• **Task directions**:
Show all lines of the listing that hold the word "auburn".
────
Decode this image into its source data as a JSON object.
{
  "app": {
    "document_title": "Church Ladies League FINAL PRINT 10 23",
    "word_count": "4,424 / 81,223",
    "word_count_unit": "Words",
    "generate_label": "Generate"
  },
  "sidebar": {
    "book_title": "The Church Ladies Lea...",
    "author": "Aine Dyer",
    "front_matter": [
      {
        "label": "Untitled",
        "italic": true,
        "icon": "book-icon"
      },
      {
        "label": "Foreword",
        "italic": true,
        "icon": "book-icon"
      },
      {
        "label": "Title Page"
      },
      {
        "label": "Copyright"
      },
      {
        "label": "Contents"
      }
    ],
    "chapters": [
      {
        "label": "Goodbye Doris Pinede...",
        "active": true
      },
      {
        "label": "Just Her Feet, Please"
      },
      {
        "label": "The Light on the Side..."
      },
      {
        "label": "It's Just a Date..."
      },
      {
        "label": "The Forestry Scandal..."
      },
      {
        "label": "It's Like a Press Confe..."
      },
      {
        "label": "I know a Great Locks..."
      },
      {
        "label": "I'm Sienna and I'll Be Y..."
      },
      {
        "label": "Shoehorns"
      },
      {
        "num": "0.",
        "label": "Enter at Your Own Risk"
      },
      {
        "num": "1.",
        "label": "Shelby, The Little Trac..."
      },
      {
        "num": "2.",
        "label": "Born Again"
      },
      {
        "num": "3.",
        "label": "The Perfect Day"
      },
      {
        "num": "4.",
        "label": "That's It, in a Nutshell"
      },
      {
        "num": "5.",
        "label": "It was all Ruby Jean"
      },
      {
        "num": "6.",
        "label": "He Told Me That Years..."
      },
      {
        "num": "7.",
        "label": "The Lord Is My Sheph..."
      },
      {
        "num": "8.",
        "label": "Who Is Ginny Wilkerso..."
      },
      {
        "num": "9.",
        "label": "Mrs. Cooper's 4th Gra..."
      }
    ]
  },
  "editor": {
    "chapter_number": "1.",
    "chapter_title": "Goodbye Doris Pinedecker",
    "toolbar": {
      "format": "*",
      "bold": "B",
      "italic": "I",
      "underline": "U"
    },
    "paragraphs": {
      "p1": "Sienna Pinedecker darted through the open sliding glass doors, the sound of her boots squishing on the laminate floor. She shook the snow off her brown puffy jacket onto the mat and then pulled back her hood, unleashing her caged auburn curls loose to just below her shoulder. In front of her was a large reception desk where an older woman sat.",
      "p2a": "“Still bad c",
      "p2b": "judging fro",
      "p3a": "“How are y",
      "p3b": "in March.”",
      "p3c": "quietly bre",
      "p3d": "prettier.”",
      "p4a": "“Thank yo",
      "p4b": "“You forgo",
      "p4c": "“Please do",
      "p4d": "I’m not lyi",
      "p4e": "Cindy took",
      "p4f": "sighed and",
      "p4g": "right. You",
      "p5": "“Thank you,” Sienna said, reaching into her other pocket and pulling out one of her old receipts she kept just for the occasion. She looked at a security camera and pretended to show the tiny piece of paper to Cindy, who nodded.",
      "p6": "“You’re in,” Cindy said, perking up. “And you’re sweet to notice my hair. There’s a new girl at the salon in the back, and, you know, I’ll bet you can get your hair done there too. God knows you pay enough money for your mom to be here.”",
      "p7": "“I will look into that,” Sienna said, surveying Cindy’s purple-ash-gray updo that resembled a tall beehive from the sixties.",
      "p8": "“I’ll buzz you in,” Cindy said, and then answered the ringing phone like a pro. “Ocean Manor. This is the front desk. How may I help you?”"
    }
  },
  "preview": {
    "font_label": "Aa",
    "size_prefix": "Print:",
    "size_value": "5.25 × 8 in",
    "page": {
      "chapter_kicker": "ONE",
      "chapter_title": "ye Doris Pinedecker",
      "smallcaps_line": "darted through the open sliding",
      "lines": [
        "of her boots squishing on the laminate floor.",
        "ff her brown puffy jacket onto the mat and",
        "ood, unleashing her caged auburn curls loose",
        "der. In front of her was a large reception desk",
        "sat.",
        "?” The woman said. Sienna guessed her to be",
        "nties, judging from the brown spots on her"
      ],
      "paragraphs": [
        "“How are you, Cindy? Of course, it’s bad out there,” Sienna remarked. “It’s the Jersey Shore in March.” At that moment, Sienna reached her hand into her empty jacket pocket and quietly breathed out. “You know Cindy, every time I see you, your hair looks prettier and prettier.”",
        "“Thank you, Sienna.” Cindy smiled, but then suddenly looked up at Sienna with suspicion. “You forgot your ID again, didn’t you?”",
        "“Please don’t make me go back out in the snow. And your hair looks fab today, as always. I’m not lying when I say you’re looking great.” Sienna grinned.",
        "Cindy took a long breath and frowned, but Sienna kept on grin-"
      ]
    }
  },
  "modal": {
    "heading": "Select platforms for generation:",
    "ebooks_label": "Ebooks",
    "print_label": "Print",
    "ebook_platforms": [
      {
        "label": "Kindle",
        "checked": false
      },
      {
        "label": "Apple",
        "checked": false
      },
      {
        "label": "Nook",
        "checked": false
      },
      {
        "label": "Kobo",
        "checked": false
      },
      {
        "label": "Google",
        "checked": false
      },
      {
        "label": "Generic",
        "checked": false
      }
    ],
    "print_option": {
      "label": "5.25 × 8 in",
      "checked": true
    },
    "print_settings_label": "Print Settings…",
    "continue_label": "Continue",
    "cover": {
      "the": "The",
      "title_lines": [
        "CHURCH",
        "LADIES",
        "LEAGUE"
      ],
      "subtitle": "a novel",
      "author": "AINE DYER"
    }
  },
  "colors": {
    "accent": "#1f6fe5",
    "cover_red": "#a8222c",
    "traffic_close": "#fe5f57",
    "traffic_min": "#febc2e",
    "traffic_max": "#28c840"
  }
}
────
• **Output for this task**:
      "p1": "Sienna Pinedecker darted through the open sliding glass doors, the sound of her boots squishing on the laminate floor. She shook the snow off her brown puffy jacket onto the mat and then pulled back her hood, unleashing her caged auburn curls loose to just below her shoulder. In front of her was a large reception desk where an older woman sat.",
        "ood, unleashing her caged auburn curls loose",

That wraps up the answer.